### Exercise requirements
Pull every line containing "family" from the entries.

### Material shown
================================
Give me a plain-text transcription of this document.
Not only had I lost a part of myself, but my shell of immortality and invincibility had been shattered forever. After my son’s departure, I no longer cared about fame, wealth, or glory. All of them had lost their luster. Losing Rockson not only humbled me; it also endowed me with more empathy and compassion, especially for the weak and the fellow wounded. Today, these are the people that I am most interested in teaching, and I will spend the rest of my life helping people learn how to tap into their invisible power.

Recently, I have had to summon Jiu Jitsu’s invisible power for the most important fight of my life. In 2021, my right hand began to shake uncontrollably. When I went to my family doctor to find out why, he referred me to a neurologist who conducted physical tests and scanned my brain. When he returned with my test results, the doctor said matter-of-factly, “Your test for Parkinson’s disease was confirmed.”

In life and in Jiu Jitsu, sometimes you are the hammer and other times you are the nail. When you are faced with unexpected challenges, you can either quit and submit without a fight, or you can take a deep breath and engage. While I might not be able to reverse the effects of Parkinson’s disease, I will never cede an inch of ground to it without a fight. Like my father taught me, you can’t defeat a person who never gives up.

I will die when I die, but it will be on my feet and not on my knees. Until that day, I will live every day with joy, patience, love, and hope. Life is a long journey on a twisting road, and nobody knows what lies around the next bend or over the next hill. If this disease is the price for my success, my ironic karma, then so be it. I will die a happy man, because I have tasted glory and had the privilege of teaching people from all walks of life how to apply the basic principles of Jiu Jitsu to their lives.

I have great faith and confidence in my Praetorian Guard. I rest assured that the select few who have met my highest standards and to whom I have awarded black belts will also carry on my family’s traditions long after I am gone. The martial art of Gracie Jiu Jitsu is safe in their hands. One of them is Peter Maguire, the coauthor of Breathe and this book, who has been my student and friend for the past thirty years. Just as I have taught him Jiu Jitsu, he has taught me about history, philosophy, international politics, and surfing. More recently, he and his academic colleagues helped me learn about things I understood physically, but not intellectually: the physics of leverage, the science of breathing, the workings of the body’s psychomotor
================================
### Task result
Recently, I have had to summon Jiu Jitsu’s invisible power for the most important fight of my life. In 2021, my right hand began to shake uncontrollably. When I went to my family doctor to find out why, he referred me to a neurologist who conducted physical tests and scanned my brain. When he returned with my test results, the doctor said matter-of-factly, “Your test for Parkinson’s disease was confirmed.”
I have great faith and confidence in my Praetorian Guard. I rest assured that the select few who have met my highest standards and to whom I have awarded black belts will also carry on my family’s traditions long after I am gone. The martial art of Gracie Jiu Jitsu is safe in their hands. One of them is Peter Maguire, the coauthor of Breathe and this book, who has been my student and friend for the past thirty years. Just as I have taught him Jiu Jitsu, he has taught me about history, philosophy, international politics, and surfing. More recently, he and his academic colleagues helped me learn about things I understood physically, but not intellectually: the physics of leverage, the science of breathing, the workings of the body’s psychomotor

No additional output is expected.